• Aim
Among the lines below, count those with "test". Give only the number.

• Material shown
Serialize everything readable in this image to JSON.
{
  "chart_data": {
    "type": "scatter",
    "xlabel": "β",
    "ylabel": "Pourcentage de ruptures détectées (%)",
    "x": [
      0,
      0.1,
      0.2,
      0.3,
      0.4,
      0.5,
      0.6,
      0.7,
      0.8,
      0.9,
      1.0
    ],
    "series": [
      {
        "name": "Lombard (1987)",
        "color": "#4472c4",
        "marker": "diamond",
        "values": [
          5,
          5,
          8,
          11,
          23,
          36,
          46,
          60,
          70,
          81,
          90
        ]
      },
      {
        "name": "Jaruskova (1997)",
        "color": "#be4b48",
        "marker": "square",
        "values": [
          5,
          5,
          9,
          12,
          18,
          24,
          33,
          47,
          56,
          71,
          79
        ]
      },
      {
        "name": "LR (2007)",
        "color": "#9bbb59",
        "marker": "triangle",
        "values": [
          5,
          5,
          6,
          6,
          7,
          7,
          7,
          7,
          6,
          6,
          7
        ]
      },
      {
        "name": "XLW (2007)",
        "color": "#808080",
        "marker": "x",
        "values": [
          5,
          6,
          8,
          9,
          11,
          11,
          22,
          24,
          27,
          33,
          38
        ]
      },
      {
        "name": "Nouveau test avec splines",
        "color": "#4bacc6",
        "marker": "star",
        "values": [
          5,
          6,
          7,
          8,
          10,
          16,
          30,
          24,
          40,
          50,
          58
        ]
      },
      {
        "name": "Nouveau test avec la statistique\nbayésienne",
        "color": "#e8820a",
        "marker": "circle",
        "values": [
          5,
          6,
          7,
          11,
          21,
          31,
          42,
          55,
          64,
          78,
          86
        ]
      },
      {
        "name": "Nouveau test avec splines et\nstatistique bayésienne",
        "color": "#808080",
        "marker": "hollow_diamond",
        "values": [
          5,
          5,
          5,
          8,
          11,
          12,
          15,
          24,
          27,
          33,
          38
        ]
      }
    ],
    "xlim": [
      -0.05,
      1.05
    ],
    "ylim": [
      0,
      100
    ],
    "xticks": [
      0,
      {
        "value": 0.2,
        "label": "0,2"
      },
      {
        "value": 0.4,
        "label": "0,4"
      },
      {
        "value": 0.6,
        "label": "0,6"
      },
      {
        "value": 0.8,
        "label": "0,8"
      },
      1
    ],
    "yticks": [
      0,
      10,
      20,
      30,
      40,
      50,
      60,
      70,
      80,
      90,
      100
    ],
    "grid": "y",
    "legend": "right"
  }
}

• Solution for this problem
3